> [Your objective] Repeat every line of the listing below exactly, minus the pictures.

Data excerpts
** Start **
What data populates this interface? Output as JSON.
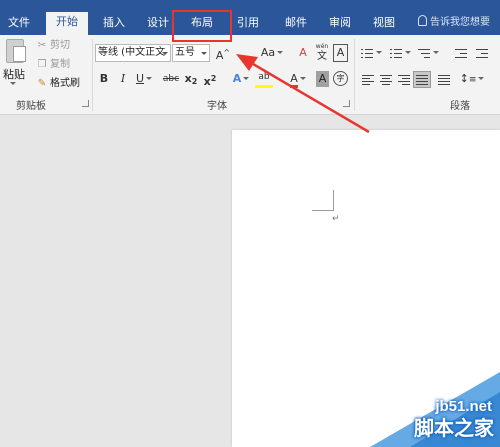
{
  "tabs": [
    {
      "label": "文件"
    },
    {
      "label": "开始"
    },
    {
      "label": "插入"
    },
    {
      "label": "设计"
    },
    {
      "label": "布局"
    },
    {
      "label": "引用"
    },
    {
      "label": "邮件"
    },
    {
      "label": "审阅"
    },
    {
      "label": "视图"
    }
  ],
  "tell_me": "告诉我您想要",
  "clipboard": {
    "paste": "粘贴",
    "cut": "剪切",
    "copy": "复制",
    "format_painter": "格式刷",
    "group_label": "剪贴板"
  },
  "font": {
    "font_name": "等线 (中文正文",
    "font_size": "五号",
    "grow": "A",
    "change_case": "Aa",
    "clear_format": "A",
    "phonetic_top": "wén",
    "phonetic_char": "文",
    "char_border": "A",
    "bold": "B",
    "italic": "I",
    "underline": "U",
    "strikethrough": "abc",
    "subscript_base": "x",
    "subscript_mark": "2",
    "superscript_base": "x",
    "superscript_mark": "2",
    "text_effects": "A",
    "highlight": "ab",
    "font_color": "A",
    "char_shading": "A",
    "enclose_char": "字",
    "group_label": "字体"
  },
  "paragraph": {
    "group_label": "段落"
  },
  "colors": {
    "accent": "#2b579a",
    "annotation": "#e8352e",
    "highlight_yellow": "#ffff00",
    "font_red": "#e8352e"
  },
  "document": {
    "paragraph_mark": "↵"
  },
  "watermark": {
    "url": "jb51.net",
    "name": "脚本之家"
  }
}
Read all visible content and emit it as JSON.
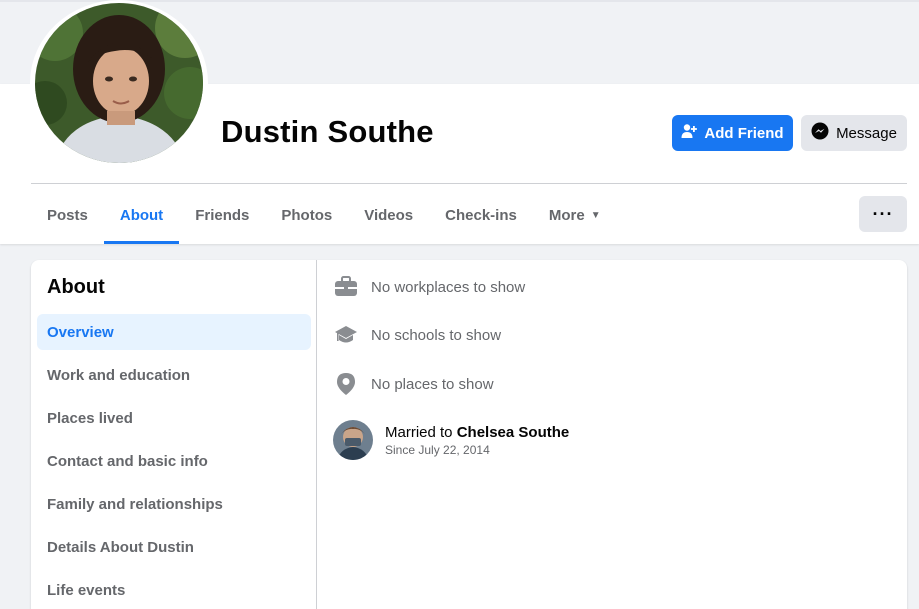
{
  "profile": {
    "name": "Dustin Southe"
  },
  "actions": {
    "add_friend_label": "Add Friend",
    "message_label": "Message",
    "more_options_label": "···"
  },
  "tabs": [
    {
      "label": "Posts",
      "active": false
    },
    {
      "label": "About",
      "active": true
    },
    {
      "label": "Friends",
      "active": false
    },
    {
      "label": "Photos",
      "active": false
    },
    {
      "label": "Videos",
      "active": false
    },
    {
      "label": "Check-ins",
      "active": false
    },
    {
      "label": "More",
      "active": false
    }
  ],
  "about": {
    "title": "About",
    "sidebar_items": [
      {
        "label": "Overview",
        "active": true
      },
      {
        "label": "Work and education",
        "active": false
      },
      {
        "label": "Places lived",
        "active": false
      },
      {
        "label": "Contact and basic info",
        "active": false
      },
      {
        "label": "Family and relationships",
        "active": false
      },
      {
        "label": "Details About Dustin",
        "active": false
      },
      {
        "label": "Life events",
        "active": false
      }
    ],
    "overview": {
      "workplaces": "No workplaces to show",
      "schools": "No schools to show",
      "places": "No places to show",
      "relationship": {
        "prefix": "Married to",
        "partner": "Chelsea Southe",
        "since": "Since July 22, 2014"
      }
    }
  },
  "colors": {
    "accent": "#1877f2",
    "background": "#f0f2f5",
    "secondary_text": "#65676b",
    "active_item_bg": "#e7f3ff"
  },
  "icons": {
    "add_friend": "add-friend-icon",
    "message": "messenger-icon",
    "more_caret": "caret-down-icon",
    "work": "briefcase-icon",
    "school": "graduation-cap-icon",
    "place": "location-pin-icon"
  }
}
** End **
> [Result of this task]
What data populates this interface? Output as JSON.
{
  "tabs": [
    {
      "label": "文件"
    },
    {
      "label": "开始"
    },
    {
      "label": "插入"
    },
    {
      "label": "设计"
    },
    {
      "label": "布局"
    },
    {
      "label": "引用"
    },
    {
      "label": "邮件"
    },
    {
      "label": "审阅"
    },
    {
      "label": "视图"
    }
  ],
  "tell_me": "告诉我您想要",
  "clipboard": {
    "paste": "粘贴",
    "cut": "剪切",
    "copy": "复制",
    "format_painter": "格式刷",
    "group_label": "剪贴板"
  },
  "font": {
    "font_name": "等线 (中文正文",
    "font_size": "五号",
    "grow": "A",
    "change_case": "Aa",
    "clear_format": "A",
    "phonetic_top": "wén",
    "phonetic_char": "文",
    "char_border": "A",
    "bold": "B",
    "italic": "I",
    "underline": "U",
    "strikethrough": "abc",
    "subscript_base": "x",
    "subscript_mark": "2",
    "superscript_base": "x",
    "superscript_mark": "2",
    "text_effects": "A",
    "highlight": "ab",
    "font_color": "A",
    "char_shading": "A",
    "enclose_char": "字",
    "group_label": "字体"
  },
  "paragraph": {
    "group_label": "段落"
  },
  "colors": {
    "accent": "#2b579a",
    "annotation": "#e8352e",
    "highlight_yellow": "#ffff00",
    "font_red": "#e8352e"
  },
  "document": {
    "paragraph_mark": "↵"
  },
  "watermark": {
    "url": "jb51.net",
    "name": "脚本之家"
  }
}
Read all visible content and emit it as JSON.
{
  "profile": {
    "name": "Dustin Southe"
  },
  "actions": {
    "add_friend_label": "Add Friend",
    "message_label": "Message",
    "more_options_label": "···"
  },
  "tabs": [
    {
      "label": "Posts",
      "active": false
    },
    {
      "label": "About",
      "active": true
    },
    {
      "label": "Friends",
      "active": false
    },
    {
      "label": "Photos",
      "active": false
    },
    {
      "label": "Videos",
      "active": false
    },
    {
      "label": "Check-ins",
      "active": false
    },
    {
      "label": "More",
      "active": false
    }
  ],
  "about": {
    "title": "About",
    "sidebar_items": [
      {
        "label": "Overview",
        "active": true
      },
      {
        "label": "Work and education",
        "active": false
      },
      {
        "label": "Places lived",
        "active": false
      },
      {
        "label": "Contact and basic info",
        "active": false
      },
      {
        "label": "Family and relationships",
        "active": false
      },
      {
        "label": "Details About Dustin",
        "active": false
      },
      {
        "label": "Life events",
        "active": false
      }
    ],
    "overview": {
      "workplaces": "No workplaces to show",
      "schools": "No schools to show",
      "places": "No places to show",
      "relationship": {
        "prefix": "Married to",
        "partner": "Chelsea Southe",
        "since": "Since July 22, 2014"
      }
    }
  },
  "colors": {
    "accent": "#1877f2",
    "background": "#f0f2f5",
    "secondary_text": "#65676b",
    "active_item_bg": "#e7f3ff"
  },
  "icons": {
    "add_friend": "add-friend-icon",
    "message": "messenger-icon",
    "more_caret": "caret-down-icon",
    "work": "briefcase-icon",
    "school": "graduation-cap-icon",
    "place": "location-pin-icon"
  }
}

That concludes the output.